Given request >> Below are entries; tally how many lines hold the string "zones" and answer with only that figure.

BEGIN Data rows

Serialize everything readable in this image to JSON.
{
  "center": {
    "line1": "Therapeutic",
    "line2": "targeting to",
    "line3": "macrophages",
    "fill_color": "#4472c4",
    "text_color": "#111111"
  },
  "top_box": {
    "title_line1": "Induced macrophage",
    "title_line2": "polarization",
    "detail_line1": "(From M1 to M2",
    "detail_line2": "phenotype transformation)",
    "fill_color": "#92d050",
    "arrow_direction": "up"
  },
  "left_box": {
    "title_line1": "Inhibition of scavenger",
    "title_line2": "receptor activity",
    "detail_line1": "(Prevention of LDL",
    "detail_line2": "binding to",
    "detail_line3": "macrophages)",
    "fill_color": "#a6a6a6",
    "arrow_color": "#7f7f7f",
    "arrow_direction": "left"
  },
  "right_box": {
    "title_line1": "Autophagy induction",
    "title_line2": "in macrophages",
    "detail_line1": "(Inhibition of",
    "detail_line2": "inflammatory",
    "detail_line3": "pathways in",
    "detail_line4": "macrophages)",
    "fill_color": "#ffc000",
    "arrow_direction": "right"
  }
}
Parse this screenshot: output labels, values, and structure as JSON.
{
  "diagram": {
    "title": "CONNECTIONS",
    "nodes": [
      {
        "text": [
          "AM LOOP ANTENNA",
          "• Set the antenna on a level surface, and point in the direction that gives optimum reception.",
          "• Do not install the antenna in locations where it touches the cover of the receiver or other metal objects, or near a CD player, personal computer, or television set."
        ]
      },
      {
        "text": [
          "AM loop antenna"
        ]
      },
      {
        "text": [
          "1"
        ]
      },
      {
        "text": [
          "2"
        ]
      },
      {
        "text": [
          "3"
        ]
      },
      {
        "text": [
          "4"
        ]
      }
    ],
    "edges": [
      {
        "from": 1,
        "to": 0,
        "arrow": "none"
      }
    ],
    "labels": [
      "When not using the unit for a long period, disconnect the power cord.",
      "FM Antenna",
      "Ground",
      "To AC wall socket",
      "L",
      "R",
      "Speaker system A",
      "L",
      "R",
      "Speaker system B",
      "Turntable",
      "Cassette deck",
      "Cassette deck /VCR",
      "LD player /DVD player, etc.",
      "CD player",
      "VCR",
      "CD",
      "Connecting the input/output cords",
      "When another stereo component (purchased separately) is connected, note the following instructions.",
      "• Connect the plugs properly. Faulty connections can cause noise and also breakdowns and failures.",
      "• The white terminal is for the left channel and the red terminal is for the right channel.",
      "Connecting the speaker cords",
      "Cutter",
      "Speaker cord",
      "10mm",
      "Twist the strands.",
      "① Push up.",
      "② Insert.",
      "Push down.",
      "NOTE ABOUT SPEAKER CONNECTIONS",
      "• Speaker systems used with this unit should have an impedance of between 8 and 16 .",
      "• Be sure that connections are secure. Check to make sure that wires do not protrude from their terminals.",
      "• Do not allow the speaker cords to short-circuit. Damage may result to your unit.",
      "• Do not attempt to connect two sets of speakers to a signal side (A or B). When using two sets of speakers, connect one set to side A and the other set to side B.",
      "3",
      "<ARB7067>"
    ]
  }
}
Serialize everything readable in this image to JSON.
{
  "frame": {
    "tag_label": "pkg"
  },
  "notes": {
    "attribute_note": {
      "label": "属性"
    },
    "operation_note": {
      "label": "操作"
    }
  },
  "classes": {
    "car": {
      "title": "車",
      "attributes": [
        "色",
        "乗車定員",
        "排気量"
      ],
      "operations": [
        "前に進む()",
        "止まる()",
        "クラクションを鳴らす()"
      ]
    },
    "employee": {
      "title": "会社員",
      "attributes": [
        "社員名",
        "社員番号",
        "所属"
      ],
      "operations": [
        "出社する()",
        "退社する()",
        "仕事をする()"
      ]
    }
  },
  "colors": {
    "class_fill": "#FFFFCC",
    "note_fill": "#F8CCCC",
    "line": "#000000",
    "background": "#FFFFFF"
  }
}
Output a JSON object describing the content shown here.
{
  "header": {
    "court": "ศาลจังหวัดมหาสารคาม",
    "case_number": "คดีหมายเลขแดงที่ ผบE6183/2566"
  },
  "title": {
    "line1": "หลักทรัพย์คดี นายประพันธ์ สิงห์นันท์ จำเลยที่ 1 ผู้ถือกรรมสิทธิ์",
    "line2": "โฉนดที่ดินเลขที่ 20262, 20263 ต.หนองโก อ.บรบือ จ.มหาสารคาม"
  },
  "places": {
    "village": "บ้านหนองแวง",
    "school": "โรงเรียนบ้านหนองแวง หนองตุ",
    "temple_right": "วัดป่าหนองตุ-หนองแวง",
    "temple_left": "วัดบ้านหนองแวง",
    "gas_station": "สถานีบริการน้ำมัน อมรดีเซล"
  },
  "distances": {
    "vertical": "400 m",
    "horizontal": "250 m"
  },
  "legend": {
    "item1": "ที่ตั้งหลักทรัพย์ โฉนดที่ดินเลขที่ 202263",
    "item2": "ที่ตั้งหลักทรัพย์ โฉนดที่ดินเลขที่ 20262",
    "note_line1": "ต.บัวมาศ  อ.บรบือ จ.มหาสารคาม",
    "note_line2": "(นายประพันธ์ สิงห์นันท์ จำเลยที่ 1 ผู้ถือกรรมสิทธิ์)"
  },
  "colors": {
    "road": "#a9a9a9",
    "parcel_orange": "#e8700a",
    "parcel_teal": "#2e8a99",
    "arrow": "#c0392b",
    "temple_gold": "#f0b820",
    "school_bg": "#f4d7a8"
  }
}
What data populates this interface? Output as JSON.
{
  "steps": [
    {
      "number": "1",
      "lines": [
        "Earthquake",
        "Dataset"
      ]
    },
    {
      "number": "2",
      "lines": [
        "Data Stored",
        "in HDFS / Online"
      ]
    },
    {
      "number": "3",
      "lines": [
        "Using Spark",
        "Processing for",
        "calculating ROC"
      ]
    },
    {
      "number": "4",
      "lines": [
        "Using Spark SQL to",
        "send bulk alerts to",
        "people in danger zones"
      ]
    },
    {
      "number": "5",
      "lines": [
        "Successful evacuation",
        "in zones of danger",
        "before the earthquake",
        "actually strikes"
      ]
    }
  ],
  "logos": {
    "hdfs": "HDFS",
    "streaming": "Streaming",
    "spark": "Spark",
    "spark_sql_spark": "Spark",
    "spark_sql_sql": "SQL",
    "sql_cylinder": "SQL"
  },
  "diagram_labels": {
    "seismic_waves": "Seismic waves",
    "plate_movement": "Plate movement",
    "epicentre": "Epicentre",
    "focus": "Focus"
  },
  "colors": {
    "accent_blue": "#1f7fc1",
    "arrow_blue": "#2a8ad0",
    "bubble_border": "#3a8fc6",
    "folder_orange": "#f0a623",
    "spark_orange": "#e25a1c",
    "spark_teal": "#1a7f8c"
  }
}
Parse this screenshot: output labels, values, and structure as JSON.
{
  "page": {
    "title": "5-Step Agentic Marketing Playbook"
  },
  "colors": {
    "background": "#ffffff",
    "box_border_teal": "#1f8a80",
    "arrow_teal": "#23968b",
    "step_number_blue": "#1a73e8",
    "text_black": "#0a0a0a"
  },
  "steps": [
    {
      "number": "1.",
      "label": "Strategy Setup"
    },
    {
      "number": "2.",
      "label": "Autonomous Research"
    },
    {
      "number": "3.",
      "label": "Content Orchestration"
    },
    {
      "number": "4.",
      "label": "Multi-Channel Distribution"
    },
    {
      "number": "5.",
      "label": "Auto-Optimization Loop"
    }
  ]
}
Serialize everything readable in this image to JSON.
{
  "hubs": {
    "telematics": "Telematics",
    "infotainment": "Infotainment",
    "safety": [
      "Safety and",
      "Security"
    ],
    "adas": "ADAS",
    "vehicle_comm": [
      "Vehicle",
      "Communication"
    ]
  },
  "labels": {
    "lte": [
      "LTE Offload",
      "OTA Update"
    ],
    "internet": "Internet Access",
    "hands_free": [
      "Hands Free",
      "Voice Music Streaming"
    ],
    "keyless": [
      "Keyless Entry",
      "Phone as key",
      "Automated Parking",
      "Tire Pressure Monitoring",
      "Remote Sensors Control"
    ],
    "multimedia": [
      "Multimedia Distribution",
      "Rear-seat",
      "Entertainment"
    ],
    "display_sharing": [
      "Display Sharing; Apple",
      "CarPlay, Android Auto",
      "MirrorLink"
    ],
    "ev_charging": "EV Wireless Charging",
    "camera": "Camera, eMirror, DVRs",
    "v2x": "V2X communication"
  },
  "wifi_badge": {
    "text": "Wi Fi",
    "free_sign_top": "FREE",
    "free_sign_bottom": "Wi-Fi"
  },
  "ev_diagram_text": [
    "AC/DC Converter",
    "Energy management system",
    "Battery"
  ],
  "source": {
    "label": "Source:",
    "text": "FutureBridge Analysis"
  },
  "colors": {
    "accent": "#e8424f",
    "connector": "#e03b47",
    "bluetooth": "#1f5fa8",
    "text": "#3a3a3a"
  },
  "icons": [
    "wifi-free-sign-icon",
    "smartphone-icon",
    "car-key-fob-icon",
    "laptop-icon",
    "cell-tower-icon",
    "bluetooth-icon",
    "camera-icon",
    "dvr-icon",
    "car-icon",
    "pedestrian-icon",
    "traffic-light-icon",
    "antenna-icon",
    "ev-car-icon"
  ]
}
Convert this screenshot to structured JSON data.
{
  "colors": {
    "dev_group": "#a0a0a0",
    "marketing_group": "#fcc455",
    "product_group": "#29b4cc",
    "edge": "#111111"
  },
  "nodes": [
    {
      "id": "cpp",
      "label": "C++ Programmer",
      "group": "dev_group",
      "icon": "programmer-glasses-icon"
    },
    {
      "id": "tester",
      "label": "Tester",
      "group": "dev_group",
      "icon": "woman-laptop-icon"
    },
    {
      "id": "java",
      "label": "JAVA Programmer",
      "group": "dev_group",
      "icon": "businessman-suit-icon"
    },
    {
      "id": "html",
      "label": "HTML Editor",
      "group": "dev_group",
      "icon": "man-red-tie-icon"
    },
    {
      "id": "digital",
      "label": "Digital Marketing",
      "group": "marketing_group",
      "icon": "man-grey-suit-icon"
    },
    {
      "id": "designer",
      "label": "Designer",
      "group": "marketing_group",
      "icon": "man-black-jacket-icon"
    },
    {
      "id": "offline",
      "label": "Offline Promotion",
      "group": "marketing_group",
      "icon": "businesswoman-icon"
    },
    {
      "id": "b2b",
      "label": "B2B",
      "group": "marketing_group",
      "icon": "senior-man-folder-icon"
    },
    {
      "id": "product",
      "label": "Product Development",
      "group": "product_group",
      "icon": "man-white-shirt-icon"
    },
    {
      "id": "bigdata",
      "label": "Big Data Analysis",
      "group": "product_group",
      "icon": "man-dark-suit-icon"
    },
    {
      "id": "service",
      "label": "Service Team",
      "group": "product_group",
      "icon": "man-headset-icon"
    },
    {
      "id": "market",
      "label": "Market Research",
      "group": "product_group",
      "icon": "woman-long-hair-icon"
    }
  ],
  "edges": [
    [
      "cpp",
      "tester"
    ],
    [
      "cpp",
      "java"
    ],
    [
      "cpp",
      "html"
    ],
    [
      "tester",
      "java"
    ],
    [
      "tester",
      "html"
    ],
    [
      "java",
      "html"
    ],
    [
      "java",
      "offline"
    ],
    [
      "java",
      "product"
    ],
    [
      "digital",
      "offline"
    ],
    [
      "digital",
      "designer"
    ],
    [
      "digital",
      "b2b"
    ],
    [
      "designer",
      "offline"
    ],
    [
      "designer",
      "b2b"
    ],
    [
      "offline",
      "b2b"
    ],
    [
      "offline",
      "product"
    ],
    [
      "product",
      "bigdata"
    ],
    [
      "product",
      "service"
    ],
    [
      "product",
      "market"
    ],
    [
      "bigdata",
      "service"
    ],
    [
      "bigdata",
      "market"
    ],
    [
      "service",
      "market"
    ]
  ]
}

END Data rows

Worked solution >> 2